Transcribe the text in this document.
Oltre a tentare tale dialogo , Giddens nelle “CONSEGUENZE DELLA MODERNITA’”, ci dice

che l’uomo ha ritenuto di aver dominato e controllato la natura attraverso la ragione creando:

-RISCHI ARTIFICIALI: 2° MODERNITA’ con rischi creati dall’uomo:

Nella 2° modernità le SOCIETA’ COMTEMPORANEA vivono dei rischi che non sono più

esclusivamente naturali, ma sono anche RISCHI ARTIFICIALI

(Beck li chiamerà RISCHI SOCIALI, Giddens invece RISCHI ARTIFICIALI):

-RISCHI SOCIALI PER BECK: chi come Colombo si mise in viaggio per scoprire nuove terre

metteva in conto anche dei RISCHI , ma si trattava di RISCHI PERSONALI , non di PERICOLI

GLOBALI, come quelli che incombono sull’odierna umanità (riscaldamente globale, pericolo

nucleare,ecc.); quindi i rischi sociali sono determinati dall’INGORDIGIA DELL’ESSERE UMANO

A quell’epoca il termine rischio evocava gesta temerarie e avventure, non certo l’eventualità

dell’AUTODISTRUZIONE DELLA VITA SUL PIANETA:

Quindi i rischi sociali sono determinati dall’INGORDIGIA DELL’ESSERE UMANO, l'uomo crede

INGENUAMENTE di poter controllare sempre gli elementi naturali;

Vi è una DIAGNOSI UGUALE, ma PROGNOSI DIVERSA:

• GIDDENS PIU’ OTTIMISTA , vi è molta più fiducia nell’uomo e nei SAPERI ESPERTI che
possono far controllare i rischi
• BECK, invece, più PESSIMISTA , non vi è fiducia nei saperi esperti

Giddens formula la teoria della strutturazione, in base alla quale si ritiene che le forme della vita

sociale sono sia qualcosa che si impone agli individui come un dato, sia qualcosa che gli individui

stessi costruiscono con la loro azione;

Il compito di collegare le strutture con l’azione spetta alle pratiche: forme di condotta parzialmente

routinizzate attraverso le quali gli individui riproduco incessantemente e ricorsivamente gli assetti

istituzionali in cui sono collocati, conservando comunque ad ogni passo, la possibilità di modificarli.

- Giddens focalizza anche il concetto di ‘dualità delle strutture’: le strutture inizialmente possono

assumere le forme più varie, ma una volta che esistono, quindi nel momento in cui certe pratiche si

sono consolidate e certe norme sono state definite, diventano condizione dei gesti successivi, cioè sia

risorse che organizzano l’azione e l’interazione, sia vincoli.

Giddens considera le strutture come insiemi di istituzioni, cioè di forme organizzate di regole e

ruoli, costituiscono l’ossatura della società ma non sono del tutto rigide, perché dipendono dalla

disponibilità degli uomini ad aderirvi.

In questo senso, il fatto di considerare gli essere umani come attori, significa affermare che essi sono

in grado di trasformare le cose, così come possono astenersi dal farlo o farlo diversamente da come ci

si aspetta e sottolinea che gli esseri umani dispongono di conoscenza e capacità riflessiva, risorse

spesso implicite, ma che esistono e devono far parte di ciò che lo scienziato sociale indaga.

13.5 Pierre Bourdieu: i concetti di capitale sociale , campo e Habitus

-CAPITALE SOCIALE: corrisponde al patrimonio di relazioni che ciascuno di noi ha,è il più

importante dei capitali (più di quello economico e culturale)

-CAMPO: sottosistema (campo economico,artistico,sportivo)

--------------------------------------------------

* _REQUIRED WORK_:
Only the number is wanted: count the lines of the records that hold the word "attraverso".

* _REPLY_:
2